RECORDED INFORMATION:
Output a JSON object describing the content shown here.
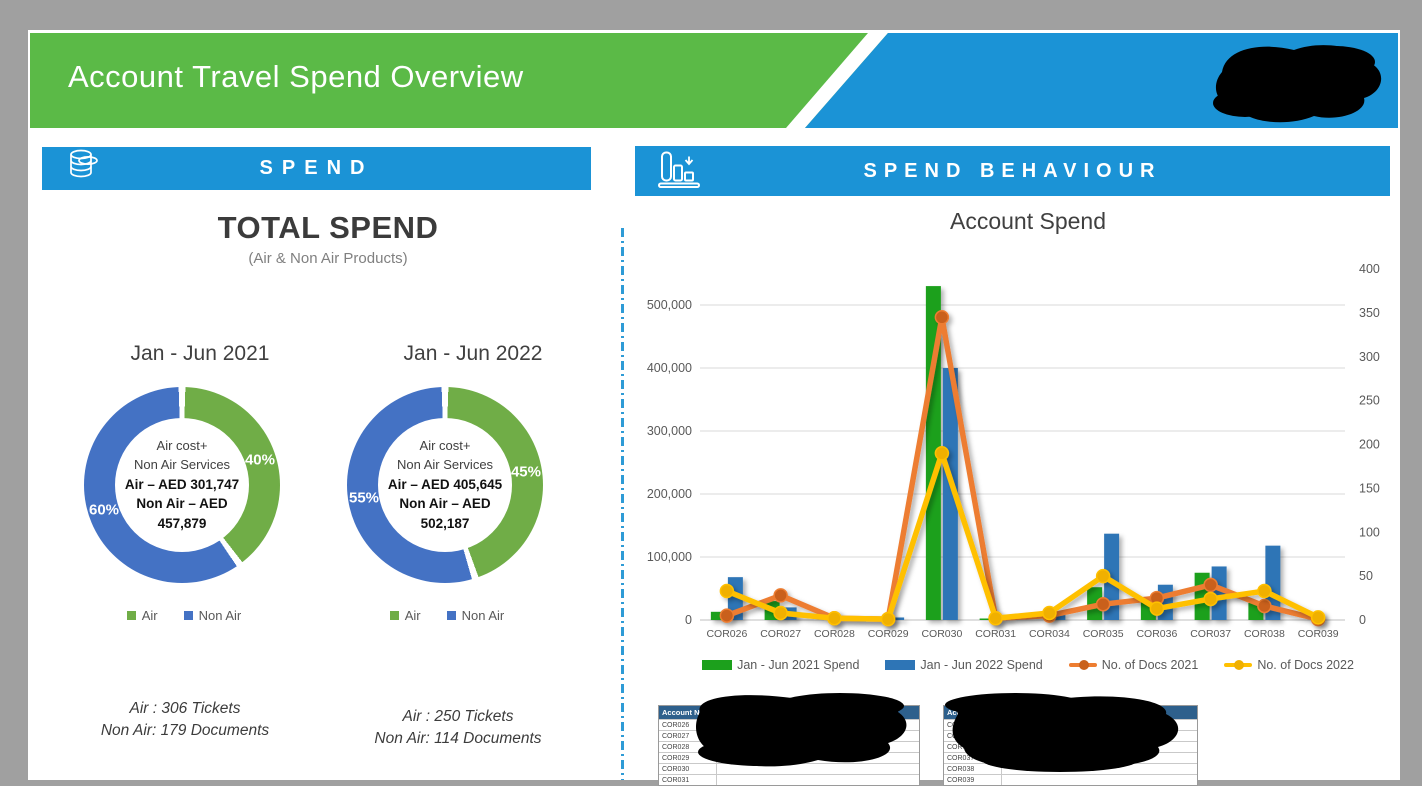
{
  "header": {
    "title": "Account Travel Spend Overview"
  },
  "left_panel": {
    "section_title": "SPEND",
    "heading": "TOTAL SPEND",
    "subheading": "(Air & Non Air Products)"
  },
  "right_panel": {
    "section_title": "SPEND BEHAVIOUR"
  },
  "chart_data": [
    {
      "type": "pie",
      "title": "Jan - Jun 2021",
      "labels": [
        "Air",
        "Non Air"
      ],
      "values": [
        40,
        60
      ],
      "unit": "percent",
      "slice_labels": [
        "40%",
        "60%"
      ],
      "center_lines": [
        "Air cost+",
        "Non Air Services",
        "Air – AED 301,747",
        "Non Air – AED 457,879"
      ],
      "footer": [
        "Air : 306 Tickets",
        "Non Air: 179 Documents"
      ],
      "colors": [
        "#70AD47",
        "#4472C4"
      ]
    },
    {
      "type": "pie",
      "title": "Jan - Jun 2022",
      "labels": [
        "Air",
        "Non Air"
      ],
      "values": [
        45,
        55
      ],
      "unit": "percent",
      "slice_labels": [
        "45%",
        "55%"
      ],
      "center_lines": [
        "Air cost+",
        "Non Air Services",
        "Air – AED 405,645",
        "Non Air – AED 502,187"
      ],
      "footer": [
        "Air : 250 Tickets",
        "Non Air: 114 Documents"
      ],
      "colors": [
        "#70AD47",
        "#4472C4"
      ]
    },
    {
      "type": "bar",
      "title": "Account Spend",
      "categories": [
        "COR026",
        "COR027",
        "COR028",
        "COR029",
        "COR030",
        "COR031",
        "COR034",
        "COR035",
        "COR036",
        "COR037",
        "COR038",
        "COR039"
      ],
      "series": [
        {
          "name": "Jan - Jun 2021 Spend",
          "kind": "bar",
          "axis": "left",
          "color": "#1ca01c",
          "values": [
            13000,
            30000,
            0,
            0,
            530000,
            2000,
            0,
            52000,
            29000,
            75000,
            27000,
            0
          ]
        },
        {
          "name": "Jan - Jun 2022 Spend",
          "kind": "bar",
          "axis": "left",
          "color": "#2e75b6",
          "values": [
            68000,
            20000,
            0,
            4000,
            400000,
            2000,
            11000,
            137000,
            56000,
            85000,
            118000,
            0
          ]
        },
        {
          "name": "No. of Docs 2021",
          "kind": "line",
          "axis": "right",
          "color": "#ed7d31",
          "marker_color": "#c9611c",
          "values": [
            5,
            28,
            2,
            1,
            345,
            2,
            5,
            18,
            25,
            40,
            16,
            1
          ]
        },
        {
          "name": "No. of Docs 2022",
          "kind": "line",
          "axis": "right",
          "color": "#ffc000",
          "marker_color": "#f0b000",
          "values": [
            33,
            8,
            2,
            1,
            190,
            2,
            8,
            50,
            13,
            24,
            33,
            3
          ]
        }
      ],
      "left_axis": {
        "ticks": [
          0,
          100000,
          200000,
          300000,
          400000,
          500000
        ],
        "max": 550000
      },
      "right_axis": {
        "ticks": [
          0,
          50,
          100,
          150,
          200,
          250,
          300,
          350,
          400
        ],
        "max": 440
      },
      "grid": true,
      "legend_position": "bottom"
    }
  ],
  "tables": {
    "left": {
      "header": "Account No.",
      "rows": [
        "COR026",
        "COR027",
        "COR028",
        "COR029",
        "COR030",
        "COR031"
      ]
    },
    "right": {
      "header": "Account No.",
      "rows": [
        "COR034",
        "COR035",
        "COR036",
        "COR037",
        "COR038",
        "COR039"
      ]
    }
  },
  "colors": {
    "banner_green": "#5bba47",
    "banner_blue": "#1b93d6",
    "donut_green": "#70AD47",
    "donut_blue": "#4472C4",
    "bar_green": "#1ca01c",
    "bar_blue": "#2e75b6",
    "line_orange": "#ed7d31",
    "line_yellow": "#ffc000",
    "divider_blue": "#2e9bd6",
    "table_header_blue": "#2e608c"
  }
}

PROBLEM TO WORK ON:
Write out the records above once more, word for word, with no pictures.

OUTPUT:
Output a JSON object describing the content shown here.
{
  "header": {
    "title": "Account Travel Spend Overview"
  },
  "left_panel": {
    "section_title": "SPEND",
    "heading": "TOTAL SPEND",
    "subheading": "(Air & Non Air Products)"
  },
  "right_panel": {
    "section_title": "SPEND BEHAVIOUR"
  },
  "chart_data": [
    {
      "type": "pie",
      "title": "Jan - Jun 2021",
      "labels": [
        "Air",
        "Non Air"
      ],
      "values": [
        40,
        60
      ],
      "unit": "percent",
      "slice_labels": [
        "40%",
        "60%"
      ],
      "center_lines": [
        "Air cost+",
        "Non Air Services",
        "Air – AED 301,747",
        "Non Air – AED 457,879"
      ],
      "footer": [
        "Air : 306 Tickets",
        "Non Air: 179 Documents"
      ],
      "colors": [
        "#70AD47",
        "#4472C4"
      ]
    },
    {
      "type": "pie",
      "title": "Jan - Jun 2022",
      "labels": [
        "Air",
        "Non Air"
      ],
      "values": [
        45,
        55
      ],
      "unit": "percent",
      "slice_labels": [
        "45%",
        "55%"
      ],
      "center_lines": [
        "Air cost+",
        "Non Air Services",
        "Air – AED 405,645",
        "Non Air – AED 502,187"
      ],
      "footer": [
        "Air : 250 Tickets",
        "Non Air: 114 Documents"
      ],
      "colors": [
        "#70AD47",
        "#4472C4"
      ]
    },
    {
      "type": "bar",
      "title": "Account Spend",
      "categories": [
        "COR026",
        "COR027",
        "COR028",
        "COR029",
        "COR030",
        "COR031",
        "COR034",
        "COR035",
        "COR036",
        "COR037",
        "COR038",
        "COR039"
      ],
      "series": [
        {
          "name": "Jan - Jun 2021 Spend",
          "kind": "bar",
          "axis": "left",
          "color": "#1ca01c",
          "values": [
            13000,
            30000,
            0,
            0,
            530000,
            2000,
            0,
            52000,
            29000,
            75000,
            27000,
            0
          ]
        },
        {
          "name": "Jan - Jun 2022 Spend",
          "kind": "bar",
          "axis": "left",
          "color": "#2e75b6",
          "values": [
            68000,
            20000,
            0,
            4000,
            400000,
            2000,
            11000,
            137000,
            56000,
            85000,
            118000,
            0
          ]
        },
        {
          "name": "No. of Docs 2021",
          "kind": "line",
          "axis": "right",
          "color": "#ed7d31",
          "marker_color": "#c9611c",
          "values": [
            5,
            28,
            2,
            1,
            345,
            2,
            5,
            18,
            25,
            40,
            16,
            1
          ]
        },
        {
          "name": "No. of Docs 2022",
          "kind": "line",
          "axis": "right",
          "color": "#ffc000",
          "marker_color": "#f0b000",
          "values": [
            33,
            8,
            2,
            1,
            190,
            2,
            8,
            50,
            13,
            24,
            33,
            3
          ]
        }
      ],
      "left_axis": {
        "ticks": [
          0,
          100000,
          200000,
          300000,
          400000,
          500000
        ],
        "max": 550000
      },
      "right_axis": {
        "ticks": [
          0,
          50,
          100,
          150,
          200,
          250,
          300,
          350,
          400
        ],
        "max": 440
      },
      "grid": true,
      "legend_position": "bottom"
    }
  ],
  "tables": {
    "left": {
      "header": "Account No.",
      "rows": [
        "COR026",
        "COR027",
        "COR028",
        "COR029",
        "COR030",
        "COR031"
      ]
    },
    "right": {
      "header": "Account No.",
      "rows": [
        "COR034",
        "COR035",
        "COR036",
        "COR037",
        "COR038",
        "COR039"
      ]
    }
  },
  "colors": {
    "banner_green": "#5bba47",
    "banner_blue": "#1b93d6",
    "donut_green": "#70AD47",
    "donut_blue": "#4472C4",
    "bar_green": "#1ca01c",
    "bar_blue": "#2e75b6",
    "line_orange": "#ed7d31",
    "line_yellow": "#ffc000",
    "divider_blue": "#2e9bd6",
    "table_header_blue": "#2e608c"
  }
}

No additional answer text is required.